## Stated task
Within the listing below, locate all lines containing the word "номер". Copy each one.

## Recorded data
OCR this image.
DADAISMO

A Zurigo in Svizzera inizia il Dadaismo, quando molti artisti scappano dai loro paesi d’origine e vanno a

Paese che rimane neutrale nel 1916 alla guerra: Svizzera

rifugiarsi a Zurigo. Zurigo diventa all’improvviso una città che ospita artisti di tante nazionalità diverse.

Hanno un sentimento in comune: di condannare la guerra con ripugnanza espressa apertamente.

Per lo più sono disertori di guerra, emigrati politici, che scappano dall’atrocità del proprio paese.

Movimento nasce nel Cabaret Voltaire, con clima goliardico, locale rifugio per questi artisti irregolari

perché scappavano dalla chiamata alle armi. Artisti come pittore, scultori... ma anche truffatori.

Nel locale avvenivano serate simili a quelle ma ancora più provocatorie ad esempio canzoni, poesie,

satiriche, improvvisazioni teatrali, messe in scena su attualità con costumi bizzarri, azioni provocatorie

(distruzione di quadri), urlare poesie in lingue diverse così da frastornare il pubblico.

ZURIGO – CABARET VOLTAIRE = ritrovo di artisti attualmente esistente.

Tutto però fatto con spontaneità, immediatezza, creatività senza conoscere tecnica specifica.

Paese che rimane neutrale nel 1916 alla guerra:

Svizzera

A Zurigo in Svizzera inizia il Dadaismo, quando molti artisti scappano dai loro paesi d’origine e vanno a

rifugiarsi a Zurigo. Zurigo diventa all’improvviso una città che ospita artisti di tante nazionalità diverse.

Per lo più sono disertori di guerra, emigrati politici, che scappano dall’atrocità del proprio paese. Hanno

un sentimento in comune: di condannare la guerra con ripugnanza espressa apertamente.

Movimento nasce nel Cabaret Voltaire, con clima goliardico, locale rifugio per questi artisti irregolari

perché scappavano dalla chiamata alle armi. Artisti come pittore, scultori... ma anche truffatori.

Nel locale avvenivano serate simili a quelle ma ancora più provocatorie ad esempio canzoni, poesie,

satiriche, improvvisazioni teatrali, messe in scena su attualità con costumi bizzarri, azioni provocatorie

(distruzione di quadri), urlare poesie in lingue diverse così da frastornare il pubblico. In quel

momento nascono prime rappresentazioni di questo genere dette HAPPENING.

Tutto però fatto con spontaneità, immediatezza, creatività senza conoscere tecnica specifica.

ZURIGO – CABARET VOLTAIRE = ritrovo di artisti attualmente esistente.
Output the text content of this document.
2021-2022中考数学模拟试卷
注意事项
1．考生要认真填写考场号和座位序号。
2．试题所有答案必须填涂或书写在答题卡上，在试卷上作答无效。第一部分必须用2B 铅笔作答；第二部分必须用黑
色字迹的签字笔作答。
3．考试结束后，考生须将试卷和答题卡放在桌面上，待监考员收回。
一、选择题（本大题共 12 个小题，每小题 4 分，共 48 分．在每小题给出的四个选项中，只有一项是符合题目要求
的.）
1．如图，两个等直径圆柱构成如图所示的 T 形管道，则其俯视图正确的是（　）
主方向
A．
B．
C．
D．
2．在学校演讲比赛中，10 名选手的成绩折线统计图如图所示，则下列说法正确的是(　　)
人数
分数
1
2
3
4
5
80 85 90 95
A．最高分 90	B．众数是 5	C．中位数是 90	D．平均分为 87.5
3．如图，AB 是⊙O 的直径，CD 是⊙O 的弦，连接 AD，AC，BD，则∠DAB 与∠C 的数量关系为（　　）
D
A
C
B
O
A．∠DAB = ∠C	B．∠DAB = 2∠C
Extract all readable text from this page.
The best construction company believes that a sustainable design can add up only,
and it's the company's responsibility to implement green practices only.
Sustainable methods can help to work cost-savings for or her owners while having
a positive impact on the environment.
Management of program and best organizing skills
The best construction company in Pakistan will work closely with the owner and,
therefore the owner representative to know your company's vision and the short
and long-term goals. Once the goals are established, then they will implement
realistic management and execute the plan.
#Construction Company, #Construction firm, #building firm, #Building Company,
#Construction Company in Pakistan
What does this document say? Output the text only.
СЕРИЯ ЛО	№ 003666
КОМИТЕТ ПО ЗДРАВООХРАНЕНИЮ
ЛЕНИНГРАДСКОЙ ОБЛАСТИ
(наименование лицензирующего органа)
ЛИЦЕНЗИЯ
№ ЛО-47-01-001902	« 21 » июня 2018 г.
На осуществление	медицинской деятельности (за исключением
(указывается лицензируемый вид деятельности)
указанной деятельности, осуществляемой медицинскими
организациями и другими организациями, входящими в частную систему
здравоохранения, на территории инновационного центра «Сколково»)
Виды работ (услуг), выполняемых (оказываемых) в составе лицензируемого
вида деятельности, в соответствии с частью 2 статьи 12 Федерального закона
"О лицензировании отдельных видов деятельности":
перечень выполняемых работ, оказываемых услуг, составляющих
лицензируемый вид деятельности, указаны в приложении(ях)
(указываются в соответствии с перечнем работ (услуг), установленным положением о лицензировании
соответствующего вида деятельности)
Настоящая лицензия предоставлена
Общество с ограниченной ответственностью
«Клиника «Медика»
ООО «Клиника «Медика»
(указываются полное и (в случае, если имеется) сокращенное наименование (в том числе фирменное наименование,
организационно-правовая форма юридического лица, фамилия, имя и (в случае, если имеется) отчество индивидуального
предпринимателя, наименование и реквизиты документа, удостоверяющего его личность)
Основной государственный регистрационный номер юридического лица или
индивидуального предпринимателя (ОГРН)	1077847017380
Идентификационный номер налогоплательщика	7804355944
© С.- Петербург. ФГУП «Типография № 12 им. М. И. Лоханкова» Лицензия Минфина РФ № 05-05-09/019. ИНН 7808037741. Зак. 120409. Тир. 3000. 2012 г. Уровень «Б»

## Worked answer
Основной государственный регистрационный номер юридического лица или
Идентификационный номер налогоплательщика	7804355944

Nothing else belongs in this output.